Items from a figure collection
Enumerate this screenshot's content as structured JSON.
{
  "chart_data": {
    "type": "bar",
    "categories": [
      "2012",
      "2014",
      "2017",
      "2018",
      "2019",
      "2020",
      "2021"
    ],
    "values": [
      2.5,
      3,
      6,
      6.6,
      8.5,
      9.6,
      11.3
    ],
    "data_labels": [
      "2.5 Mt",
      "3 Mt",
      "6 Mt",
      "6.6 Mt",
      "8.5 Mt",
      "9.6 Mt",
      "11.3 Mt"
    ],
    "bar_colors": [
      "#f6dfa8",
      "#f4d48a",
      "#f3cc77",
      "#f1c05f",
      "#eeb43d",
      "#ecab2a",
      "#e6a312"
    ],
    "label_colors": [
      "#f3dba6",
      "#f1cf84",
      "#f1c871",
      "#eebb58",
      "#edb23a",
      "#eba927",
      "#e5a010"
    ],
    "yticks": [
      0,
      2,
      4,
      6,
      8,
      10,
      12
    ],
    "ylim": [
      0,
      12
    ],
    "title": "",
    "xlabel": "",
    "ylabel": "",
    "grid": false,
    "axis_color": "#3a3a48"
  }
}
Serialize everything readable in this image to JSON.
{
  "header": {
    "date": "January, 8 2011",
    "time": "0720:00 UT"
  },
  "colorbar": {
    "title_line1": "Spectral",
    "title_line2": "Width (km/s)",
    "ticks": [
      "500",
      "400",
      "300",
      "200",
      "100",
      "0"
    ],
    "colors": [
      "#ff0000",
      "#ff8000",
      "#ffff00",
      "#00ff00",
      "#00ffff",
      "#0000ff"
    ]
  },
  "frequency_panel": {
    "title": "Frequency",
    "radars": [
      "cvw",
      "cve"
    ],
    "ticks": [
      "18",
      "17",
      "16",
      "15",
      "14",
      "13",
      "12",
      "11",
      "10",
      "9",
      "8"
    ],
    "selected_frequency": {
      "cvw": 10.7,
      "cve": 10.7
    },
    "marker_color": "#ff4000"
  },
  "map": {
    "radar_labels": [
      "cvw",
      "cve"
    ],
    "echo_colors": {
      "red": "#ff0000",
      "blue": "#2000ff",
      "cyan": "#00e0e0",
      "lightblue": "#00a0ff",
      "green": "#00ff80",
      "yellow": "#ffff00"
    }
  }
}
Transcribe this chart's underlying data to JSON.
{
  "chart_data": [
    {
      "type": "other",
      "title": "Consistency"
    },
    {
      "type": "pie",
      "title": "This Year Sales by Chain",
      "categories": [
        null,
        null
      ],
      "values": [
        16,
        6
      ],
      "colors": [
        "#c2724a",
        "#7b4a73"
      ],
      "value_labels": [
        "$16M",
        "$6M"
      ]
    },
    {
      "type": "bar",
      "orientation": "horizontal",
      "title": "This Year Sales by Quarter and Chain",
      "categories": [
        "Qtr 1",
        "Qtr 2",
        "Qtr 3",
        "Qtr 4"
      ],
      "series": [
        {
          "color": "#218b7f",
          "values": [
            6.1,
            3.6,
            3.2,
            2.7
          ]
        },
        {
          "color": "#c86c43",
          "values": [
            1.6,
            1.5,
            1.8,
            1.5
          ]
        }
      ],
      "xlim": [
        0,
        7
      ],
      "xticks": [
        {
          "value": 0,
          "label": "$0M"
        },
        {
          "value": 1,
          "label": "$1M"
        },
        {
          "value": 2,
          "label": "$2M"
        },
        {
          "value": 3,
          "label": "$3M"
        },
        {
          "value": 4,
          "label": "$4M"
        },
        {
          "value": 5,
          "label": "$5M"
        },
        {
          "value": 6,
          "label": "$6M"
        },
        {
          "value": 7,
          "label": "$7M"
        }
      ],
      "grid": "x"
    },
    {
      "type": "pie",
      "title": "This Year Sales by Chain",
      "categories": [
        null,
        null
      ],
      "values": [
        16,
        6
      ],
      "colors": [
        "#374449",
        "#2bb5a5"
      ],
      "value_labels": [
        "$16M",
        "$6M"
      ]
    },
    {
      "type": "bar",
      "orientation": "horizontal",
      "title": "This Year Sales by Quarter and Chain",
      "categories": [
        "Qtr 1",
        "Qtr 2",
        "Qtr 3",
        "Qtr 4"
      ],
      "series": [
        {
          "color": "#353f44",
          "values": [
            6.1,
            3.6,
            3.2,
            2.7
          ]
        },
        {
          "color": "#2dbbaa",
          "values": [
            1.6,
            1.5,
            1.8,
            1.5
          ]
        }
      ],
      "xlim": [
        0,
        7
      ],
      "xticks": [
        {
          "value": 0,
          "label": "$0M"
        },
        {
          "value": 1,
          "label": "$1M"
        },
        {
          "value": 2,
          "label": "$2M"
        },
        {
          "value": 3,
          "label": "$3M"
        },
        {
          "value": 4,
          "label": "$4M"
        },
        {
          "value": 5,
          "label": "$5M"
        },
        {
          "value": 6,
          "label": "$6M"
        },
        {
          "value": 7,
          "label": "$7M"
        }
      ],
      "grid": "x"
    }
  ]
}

#### Short exercise
Repeat every entry word for word.

#### Final answer
Enumerate this screenshot's content as structured JSON.
{
  "chart_data": {
    "type": "bar",
    "categories": [
      "2012",
      "2014",
      "2017",
      "2018",
      "2019",
      "2020",
      "2021"
    ],
    "values": [
      2.5,
      3,
      6,
      6.6,
      8.5,
      9.6,
      11.3
    ],
    "data_labels": [
      "2.5 Mt",
      "3 Mt",
      "6 Mt",
      "6.6 Mt",
      "8.5 Mt",
      "9.6 Mt",
      "11.3 Mt"
    ],
    "bar_colors": [
      "#f6dfa8",
      "#f4d48a",
      "#f3cc77",
      "#f1c05f",
      "#eeb43d",
      "#ecab2a",
      "#e6a312"
    ],
    "label_colors": [
      "#f3dba6",
      "#f1cf84",
      "#f1c871",
      "#eebb58",
      "#edb23a",
      "#eba927",
      "#e5a010"
    ],
    "yticks": [
      0,
      2,
      4,
      6,
      8,
      10,
      12
    ],
    "ylim": [
      0,
      12
    ],
    "title": "",
    "xlabel": "",
    "ylabel": "",
    "grid": false,
    "axis_color": "#3a3a48"
  }
}
Serialize everything readable in this image to JSON.
{
  "header": {
    "date": "January, 8 2011",
    "time": "0720:00 UT"
  },
  "colorbar": {
    "title_line1": "Spectral",
    "title_line2": "Width (km/s)",
    "ticks": [
      "500",
      "400",
      "300",
      "200",
      "100",
      "0"
    ],
    "colors": [
      "#ff0000",
      "#ff8000",
      "#ffff00",
      "#00ff00",
      "#00ffff",
      "#0000ff"
    ]
  },
  "frequency_panel": {
    "title": "Frequency",
    "radars": [
      "cvw",
      "cve"
    ],
    "ticks": [
      "18",
      "17",
      "16",
      "15",
      "14",
      "13",
      "12",
      "11",
      "10",
      "9",
      "8"
    ],
    "selected_frequency": {
      "cvw": 10.7,
      "cve": 10.7
    },
    "marker_color": "#ff4000"
  },
  "map": {
    "radar_labels": [
      "cvw",
      "cve"
    ],
    "echo_colors": {
      "red": "#ff0000",
      "blue": "#2000ff",
      "cyan": "#00e0e0",
      "lightblue": "#00a0ff",
      "green": "#00ff80",
      "yellow": "#ffff00"
    }
  }
}
Transcribe this chart's underlying data to JSON.
{
  "chart_data": [
    {
      "type": "other",
      "title": "Consistency"
    },
    {
      "type": "pie",
      "title": "This Year Sales by Chain",
      "categories": [
        null,
        null
      ],
      "values": [
        16,
        6
      ],
      "colors": [
        "#c2724a",
        "#7b4a73"
      ],
      "value_labels": [
        "$16M",
        "$6M"
      ]
    },
    {
      "type": "bar",
      "orientation": "horizontal",
      "title": "This Year Sales by Quarter and Chain",
      "categories": [
        "Qtr 1",
        "Qtr 2",
        "Qtr 3",
        "Qtr 4"
      ],
      "series": [
        {
          "color": "#218b7f",
          "values": [
            6.1,
            3.6,
            3.2,
            2.7
          ]
        },
        {
          "color": "#c86c43",
          "values": [
            1.6,
            1.5,
            1.8,
            1.5
          ]
        }
      ],
      "xlim": [
        0,
        7
      ],
      "xticks": [
        {
          "value": 0,
          "label": "$0M"
        },
        {
          "value": 1,
          "label": "$1M"
        },
        {
          "value": 2,
          "label": "$2M"
        },
        {
          "value": 3,
          "label": "$3M"
        },
        {
          "value": 4,
          "label": "$4M"
        },
        {
          "value": 5,
          "label": "$5M"
        },
        {
          "value": 6,
          "label": "$6M"
        },
        {
          "value": 7,
          "label": "$7M"
        }
      ],
      "grid": "x"
    },
    {
      "type": "pie",
      "title": "This Year Sales by Chain",
      "categories": [
        null,
        null
      ],
      "values": [
        16,
        6
      ],
      "colors": [
        "#374449",
        "#2bb5a5"
      ],
      "value_labels": [
        "$16M",
        "$6M"
      ]
    },
    {
      "type": "bar",
      "orientation": "horizontal",
      "title": "This Year Sales by Quarter and Chain",
      "categories": [
        "Qtr 1",
        "Qtr 2",
        "Qtr 3",
        "Qtr 4"
      ],
      "series": [
        {
          "color": "#353f44",
          "values": [
            6.1,
            3.6,
            3.2,
            2.7
          ]
        },
        {
          "color": "#2dbbaa",
          "values": [
            1.6,
            1.5,
            1.8,
            1.5
          ]
        }
      ],
      "xlim": [
        0,
        7
      ],
      "xticks": [
        {
          "value": 0,
          "label": "$0M"
        },
        {
          "value": 1,
          "label": "$1M"
        },
        {
          "value": 2,
          "label": "$2M"
        },
        {
          "value": 3,
          "label": "$3M"
        },
        {
          "value": 4,
          "label": "$4M"
        },
        {
          "value": 5,
          "label": "$5M"
        },
        {
          "value": 6,
          "label": "$6M"
        },
        {
          "value": 7,
          "label": "$7M"
        }
      ],
      "grid": "x"
    }
  ]
}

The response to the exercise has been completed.